> **Records provided**
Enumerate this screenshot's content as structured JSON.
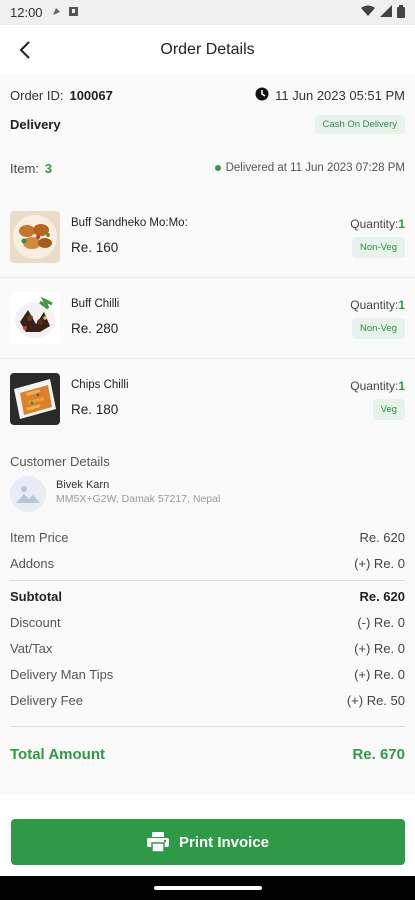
{
  "status_bar": {
    "time": "12:00"
  },
  "app_bar": {
    "title": "Order Details"
  },
  "order": {
    "id_label": "Order ID:",
    "id": "100067",
    "date": "11 Jun 2023  05:51 PM",
    "type": "Delivery",
    "payment_badge": "Cash On Delivery",
    "item_label": "Item:",
    "item_count": "3",
    "delivered_text": "Delivered at 11 Jun 2023  07:28 PM"
  },
  "items": [
    {
      "name": "Buff Sandheko Mo:Mo:",
      "price": "Re. 160",
      "qty_label": "Quantity:",
      "qty": "1",
      "tag": "Non-Veg"
    },
    {
      "name": "Buff Chilli",
      "price": "Re. 280",
      "qty_label": "Quantity:",
      "qty": "1",
      "tag": "Non-Veg"
    },
    {
      "name": "Chips Chilli",
      "price": "Re. 180",
      "qty_label": "Quantity:",
      "qty": "1",
      "tag": "Veg"
    }
  ],
  "customer": {
    "title": "Customer Details",
    "name": "Bivek Karn",
    "address": "MM5X+G2W, Damak 57217, Nepal"
  },
  "summary": {
    "item_price_label": "Item Price",
    "item_price": "Re. 620",
    "addons_label": "Addons",
    "addons": "(+) Re. 0",
    "subtotal_label": "Subtotal",
    "subtotal": "Re. 620",
    "discount_label": "Discount",
    "discount": "(-) Re. 0",
    "vat_label": "Vat/Tax",
    "vat": "(+) Re. 0",
    "tips_label": "Delivery Man Tips",
    "tips": "(+) Re. 0",
    "fee_label": "Delivery Fee",
    "fee": "(+) Re. 50",
    "total_label": "Total Amount",
    "total": "Re. 670"
  },
  "actions": {
    "print_label": "Print Invoice"
  },
  "colors": {
    "accent": "#2e9a47",
    "badge_bg": "#e7f3ea"
  }
}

> **What the exercise asks**
Write out every line of the entries that holds the word "Delivery".

> **Response for this exercise**
    "type": "Delivery",
    "payment_badge": "Cash On Delivery",
    "tips_label": "Delivery Man Tips",
    "fee_label": "Delivery Fee",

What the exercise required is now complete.